#### [SHORT EXERCISE]
Extract all records. Keep each one exact.

#### [EXCERPTED RECORDS]

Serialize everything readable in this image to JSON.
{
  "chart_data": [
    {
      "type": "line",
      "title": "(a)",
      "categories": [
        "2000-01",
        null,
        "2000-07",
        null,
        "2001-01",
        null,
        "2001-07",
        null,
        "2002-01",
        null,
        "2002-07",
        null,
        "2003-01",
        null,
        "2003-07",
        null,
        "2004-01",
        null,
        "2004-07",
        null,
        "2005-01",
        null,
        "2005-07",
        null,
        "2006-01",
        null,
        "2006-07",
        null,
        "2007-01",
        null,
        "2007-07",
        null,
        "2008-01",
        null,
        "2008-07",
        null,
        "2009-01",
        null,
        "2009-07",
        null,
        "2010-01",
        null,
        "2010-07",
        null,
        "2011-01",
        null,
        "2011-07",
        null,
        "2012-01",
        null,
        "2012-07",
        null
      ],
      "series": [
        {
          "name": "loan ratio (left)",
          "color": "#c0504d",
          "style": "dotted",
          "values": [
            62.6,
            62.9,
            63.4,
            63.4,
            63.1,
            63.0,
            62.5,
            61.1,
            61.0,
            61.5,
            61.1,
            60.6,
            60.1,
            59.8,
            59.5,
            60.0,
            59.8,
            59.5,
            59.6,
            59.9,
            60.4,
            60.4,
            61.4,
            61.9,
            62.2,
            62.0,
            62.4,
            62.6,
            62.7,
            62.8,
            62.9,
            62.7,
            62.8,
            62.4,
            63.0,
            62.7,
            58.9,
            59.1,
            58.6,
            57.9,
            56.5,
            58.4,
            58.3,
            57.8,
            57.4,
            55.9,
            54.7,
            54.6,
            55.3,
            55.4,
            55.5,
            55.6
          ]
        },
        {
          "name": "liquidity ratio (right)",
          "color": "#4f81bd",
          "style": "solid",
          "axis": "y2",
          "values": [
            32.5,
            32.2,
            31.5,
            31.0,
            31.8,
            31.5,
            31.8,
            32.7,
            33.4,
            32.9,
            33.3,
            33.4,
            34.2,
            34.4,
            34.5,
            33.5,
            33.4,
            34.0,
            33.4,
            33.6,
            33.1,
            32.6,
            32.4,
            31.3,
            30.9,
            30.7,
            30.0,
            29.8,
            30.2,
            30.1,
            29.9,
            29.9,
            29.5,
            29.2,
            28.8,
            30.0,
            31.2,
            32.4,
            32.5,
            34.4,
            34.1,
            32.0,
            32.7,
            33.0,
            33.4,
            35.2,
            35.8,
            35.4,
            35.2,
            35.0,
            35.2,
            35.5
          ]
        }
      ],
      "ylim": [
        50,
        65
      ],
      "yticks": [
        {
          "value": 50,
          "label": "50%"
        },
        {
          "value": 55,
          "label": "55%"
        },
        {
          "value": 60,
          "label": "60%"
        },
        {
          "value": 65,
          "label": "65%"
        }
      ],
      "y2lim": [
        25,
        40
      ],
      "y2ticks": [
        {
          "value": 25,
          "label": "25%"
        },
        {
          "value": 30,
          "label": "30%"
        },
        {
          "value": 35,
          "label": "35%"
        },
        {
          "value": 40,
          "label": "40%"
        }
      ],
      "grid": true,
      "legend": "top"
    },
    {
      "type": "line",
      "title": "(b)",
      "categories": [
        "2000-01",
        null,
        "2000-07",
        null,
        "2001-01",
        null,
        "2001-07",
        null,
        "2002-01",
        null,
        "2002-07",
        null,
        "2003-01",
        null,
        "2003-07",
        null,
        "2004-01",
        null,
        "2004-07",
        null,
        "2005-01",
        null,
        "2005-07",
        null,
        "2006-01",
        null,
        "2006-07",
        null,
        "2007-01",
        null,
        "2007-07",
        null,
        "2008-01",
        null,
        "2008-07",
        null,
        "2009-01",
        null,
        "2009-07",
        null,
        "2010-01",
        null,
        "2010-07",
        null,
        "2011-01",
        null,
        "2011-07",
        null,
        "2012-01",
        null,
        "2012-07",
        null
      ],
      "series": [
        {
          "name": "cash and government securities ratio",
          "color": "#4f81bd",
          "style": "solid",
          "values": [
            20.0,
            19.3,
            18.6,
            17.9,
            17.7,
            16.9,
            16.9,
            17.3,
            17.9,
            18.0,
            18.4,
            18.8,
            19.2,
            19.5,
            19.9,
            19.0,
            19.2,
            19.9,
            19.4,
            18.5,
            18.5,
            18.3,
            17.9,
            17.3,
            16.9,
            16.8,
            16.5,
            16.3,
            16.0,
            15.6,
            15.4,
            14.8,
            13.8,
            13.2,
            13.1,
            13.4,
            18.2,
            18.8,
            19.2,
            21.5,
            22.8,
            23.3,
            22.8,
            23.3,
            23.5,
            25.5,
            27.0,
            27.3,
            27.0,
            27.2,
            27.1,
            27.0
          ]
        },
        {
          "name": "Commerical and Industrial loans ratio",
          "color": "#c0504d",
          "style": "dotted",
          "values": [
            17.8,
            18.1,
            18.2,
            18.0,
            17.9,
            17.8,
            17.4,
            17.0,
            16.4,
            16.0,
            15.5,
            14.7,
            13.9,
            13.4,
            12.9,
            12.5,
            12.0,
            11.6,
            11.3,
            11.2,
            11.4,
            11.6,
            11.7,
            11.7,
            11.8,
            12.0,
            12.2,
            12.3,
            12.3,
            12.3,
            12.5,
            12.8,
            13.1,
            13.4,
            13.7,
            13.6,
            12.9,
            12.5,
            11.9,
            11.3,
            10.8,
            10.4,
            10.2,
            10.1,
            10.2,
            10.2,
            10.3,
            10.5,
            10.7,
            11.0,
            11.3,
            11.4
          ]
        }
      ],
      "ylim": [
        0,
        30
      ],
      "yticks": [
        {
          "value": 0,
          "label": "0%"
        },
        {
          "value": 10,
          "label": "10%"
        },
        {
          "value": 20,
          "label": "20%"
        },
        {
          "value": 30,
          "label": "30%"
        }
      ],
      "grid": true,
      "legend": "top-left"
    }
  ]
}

#### [OUTPUT OF THE EXERCISE]
Serialize everything readable in this image to JSON.
{
  "chart_data": [
    {
      "type": "line",
      "title": "(a)",
      "categories": [
        "2000-01",
        null,
        "2000-07",
        null,
        "2001-01",
        null,
        "2001-07",
        null,
        "2002-01",
        null,
        "2002-07",
        null,
        "2003-01",
        null,
        "2003-07",
        null,
        "2004-01",
        null,
        "2004-07",
        null,
        "2005-01",
        null,
        "2005-07",
        null,
        "2006-01",
        null,
        "2006-07",
        null,
        "2007-01",
        null,
        "2007-07",
        null,
        "2008-01",
        null,
        "2008-07",
        null,
        "2009-01",
        null,
        "2009-07",
        null,
        "2010-01",
        null,
        "2010-07",
        null,
        "2011-01",
        null,
        "2011-07",
        null,
        "2012-01",
        null,
        "2012-07",
        null
      ],
      "series": [
        {
          "name": "loan ratio (left)",
          "color": "#c0504d",
          "style": "dotted",
          "values": [
            62.6,
            62.9,
            63.4,
            63.4,
            63.1,
            63.0,
            62.5,
            61.1,
            61.0,
            61.5,
            61.1,
            60.6,
            60.1,
            59.8,
            59.5,
            60.0,
            59.8,
            59.5,
            59.6,
            59.9,
            60.4,
            60.4,
            61.4,
            61.9,
            62.2,
            62.0,
            62.4,
            62.6,
            62.7,
            62.8,
            62.9,
            62.7,
            62.8,
            62.4,
            63.0,
            62.7,
            58.9,
            59.1,
            58.6,
            57.9,
            56.5,
            58.4,
            58.3,
            57.8,
            57.4,
            55.9,
            54.7,
            54.6,
            55.3,
            55.4,
            55.5,
            55.6
          ]
        },
        {
          "name": "liquidity ratio (right)",
          "color": "#4f81bd",
          "style": "solid",
          "axis": "y2",
          "values": [
            32.5,
            32.2,
            31.5,
            31.0,
            31.8,
            31.5,
            31.8,
            32.7,
            33.4,
            32.9,
            33.3,
            33.4,
            34.2,
            34.4,
            34.5,
            33.5,
            33.4,
            34.0,
            33.4,
            33.6,
            33.1,
            32.6,
            32.4,
            31.3,
            30.9,
            30.7,
            30.0,
            29.8,
            30.2,
            30.1,
            29.9,
            29.9,
            29.5,
            29.2,
            28.8,
            30.0,
            31.2,
            32.4,
            32.5,
            34.4,
            34.1,
            32.0,
            32.7,
            33.0,
            33.4,
            35.2,
            35.8,
            35.4,
            35.2,
            35.0,
            35.2,
            35.5
          ]
        }
      ],
      "ylim": [
        50,
        65
      ],
      "yticks": [
        {
          "value": 50,
          "label": "50%"
        },
        {
          "value": 55,
          "label": "55%"
        },
        {
          "value": 60,
          "label": "60%"
        },
        {
          "value": 65,
          "label": "65%"
        }
      ],
      "y2lim": [
        25,
        40
      ],
      "y2ticks": [
        {
          "value": 25,
          "label": "25%"
        },
        {
          "value": 30,
          "label": "30%"
        },
        {
          "value": 35,
          "label": "35%"
        },
        {
          "value": 40,
          "label": "40%"
        }
      ],
      "grid": true,
      "legend": "top"
    },
    {
      "type": "line",
      "title": "(b)",
      "categories": [
        "2000-01",
        null,
        "2000-07",
        null,
        "2001-01",
        null,
        "2001-07",
        null,
        "2002-01",
        null,
        "2002-07",
        null,
        "2003-01",
        null,
        "2003-07",
        null,
        "2004-01",
        null,
        "2004-07",
        null,
        "2005-01",
        null,
        "2005-07",
        null,
        "2006-01",
        null,
        "2006-07",
        null,
        "2007-01",
        null,
        "2007-07",
        null,
        "2008-01",
        null,
        "2008-07",
        null,
        "2009-01",
        null,
        "2009-07",
        null,
        "2010-01",
        null,
        "2010-07",
        null,
        "2011-01",
        null,
        "2011-07",
        null,
        "2012-01",
        null,
        "2012-07",
        null
      ],
      "series": [
        {
          "name": "cash and government securities ratio",
          "color": "#4f81bd",
          "style": "solid",
          "values": [
            20.0,
            19.3,
            18.6,
            17.9,
            17.7,
            16.9,
            16.9,
            17.3,
            17.9,
            18.0,
            18.4,
            18.8,
            19.2,
            19.5,
            19.9,
            19.0,
            19.2,
            19.9,
            19.4,
            18.5,
            18.5,
            18.3,
            17.9,
            17.3,
            16.9,
            16.8,
            16.5,
            16.3,
            16.0,
            15.6,
            15.4,
            14.8,
            13.8,
            13.2,
            13.1,
            13.4,
            18.2,
            18.8,
            19.2,
            21.5,
            22.8,
            23.3,
            22.8,
            23.3,
            23.5,
            25.5,
            27.0,
            27.3,
            27.0,
            27.2,
            27.1,
            27.0
          ]
        },
        {
          "name": "Commerical and Industrial loans ratio",
          "color": "#c0504d",
          "style": "dotted",
          "values": [
            17.8,
            18.1,
            18.2,
            18.0,
            17.9,
            17.8,
            17.4,
            17.0,
            16.4,
            16.0,
            15.5,
            14.7,
            13.9,
            13.4,
            12.9,
            12.5,
            12.0,
            11.6,
            11.3,
            11.2,
            11.4,
            11.6,
            11.7,
            11.7,
            11.8,
            12.0,
            12.2,
            12.3,
            12.3,
            12.3,
            12.5,
            12.8,
            13.1,
            13.4,
            13.7,
            13.6,
            12.9,
            12.5,
            11.9,
            11.3,
            10.8,
            10.4,
            10.2,
            10.1,
            10.2,
            10.2,
            10.3,
            10.5,
            10.7,
            11.0,
            11.3,
            11.4
          ]
        }
      ],
      "ylim": [
        0,
        30
      ],
      "yticks": [
        {
          "value": 0,
          "label": "0%"
        },
        {
          "value": 10,
          "label": "10%"
        },
        {
          "value": 20,
          "label": "20%"
        },
        {
          "value": 30,
          "label": "30%"
        }
      ],
      "grid": true,
      "legend": "top-left"
    }
  ]
}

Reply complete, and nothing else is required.